Data items:
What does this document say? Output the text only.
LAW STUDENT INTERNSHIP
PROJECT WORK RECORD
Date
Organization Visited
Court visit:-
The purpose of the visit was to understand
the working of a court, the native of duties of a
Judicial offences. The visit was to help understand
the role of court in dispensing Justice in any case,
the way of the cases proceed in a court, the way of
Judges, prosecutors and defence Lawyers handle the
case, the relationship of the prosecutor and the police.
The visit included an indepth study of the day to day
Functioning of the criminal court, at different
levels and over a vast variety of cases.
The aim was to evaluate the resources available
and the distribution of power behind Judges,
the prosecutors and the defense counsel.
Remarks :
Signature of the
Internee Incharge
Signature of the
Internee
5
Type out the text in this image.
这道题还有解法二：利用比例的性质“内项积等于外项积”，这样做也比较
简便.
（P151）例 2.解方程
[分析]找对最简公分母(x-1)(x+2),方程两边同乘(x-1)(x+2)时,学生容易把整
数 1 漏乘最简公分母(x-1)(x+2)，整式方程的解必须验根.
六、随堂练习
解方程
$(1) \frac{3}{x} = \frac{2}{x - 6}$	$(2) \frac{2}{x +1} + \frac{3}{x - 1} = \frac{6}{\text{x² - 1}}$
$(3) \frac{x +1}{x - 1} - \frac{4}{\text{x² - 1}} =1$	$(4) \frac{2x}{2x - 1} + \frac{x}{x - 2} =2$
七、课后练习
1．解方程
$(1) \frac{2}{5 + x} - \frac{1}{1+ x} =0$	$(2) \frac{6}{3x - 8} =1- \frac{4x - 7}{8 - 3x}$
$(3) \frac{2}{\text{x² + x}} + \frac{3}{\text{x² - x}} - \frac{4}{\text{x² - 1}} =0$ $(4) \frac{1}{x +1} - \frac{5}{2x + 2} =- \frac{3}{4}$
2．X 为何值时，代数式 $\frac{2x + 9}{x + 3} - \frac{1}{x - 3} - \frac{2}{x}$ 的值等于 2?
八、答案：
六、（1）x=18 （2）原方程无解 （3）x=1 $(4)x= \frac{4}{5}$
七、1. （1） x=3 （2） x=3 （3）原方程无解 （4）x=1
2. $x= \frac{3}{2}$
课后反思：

*GOAL:*
Extract the complete listing above, reproducing each line exactly.

*WORKED ANSWER:*
What does this document say? Output the text only.
LAW STUDENT INTERNSHIP
PROJECT WORK RECORD
Date
Organization Visited
Court visit:-
The purpose of the visit was to understand
the working of a court, the native of duties of a
Judicial offences. The visit was to help understand
the role of court in dispensing Justice in any case,
the way of the cases proceed in a court, the way of
Judges, prosecutors and defence Lawyers handle the
case, the relationship of the prosecutor and the police.
The visit included an indepth study of the day to day
Functioning of the criminal court, at different
levels and over a vast variety of cases.
The aim was to evaluate the resources available
and the distribution of power behind Judges,
the prosecutors and the defense counsel.
Remarks :
Signature of the
Internee Incharge
Signature of the
Internee
5
Type out the text in this image.
这道题还有解法二：利用比例的性质“内项积等于外项积”，这样做也比较
简便.
（P151）例 2.解方程
[分析]找对最简公分母(x-1)(x+2),方程两边同乘(x-1)(x+2)时,学生容易把整
数 1 漏乘最简公分母(x-1)(x+2)，整式方程的解必须验根.
六、随堂练习
解方程
$(1) \frac{3}{x} = \frac{2}{x - 6}$	$(2) \frac{2}{x +1} + \frac{3}{x - 1} = \frac{6}{\text{x² - 1}}$
$(3) \frac{x +1}{x - 1} - \frac{4}{\text{x² - 1}} =1$	$(4) \frac{2x}{2x - 1} + \frac{x}{x - 2} =2$
七、课后练习
1．解方程
$(1) \frac{2}{5 + x} - \frac{1}{1+ x} =0$	$(2) \frac{6}{3x - 8} =1- \frac{4x - 7}{8 - 3x}$
$(3) \frac{2}{\text{x² + x}} + \frac{3}{\text{x² - x}} - \frac{4}{\text{x² - 1}} =0$ $(4) \frac{1}{x +1} - \frac{5}{2x + 2} =- \frac{3}{4}$
2．X 为何值时，代数式 $\frac{2x + 9}{x + 3} - \frac{1}{x - 3} - \frac{2}{x}$ 的值等于 2?
八、答案：
六、（1）x=18 （2）原方程无解 （3）x=1 $(4)x= \frac{4}{5}$
七、1. （1） x=3 （2） x=3 （3）原方程无解 （4）x=1
2. $x= \frac{3}{2}$
课后反思：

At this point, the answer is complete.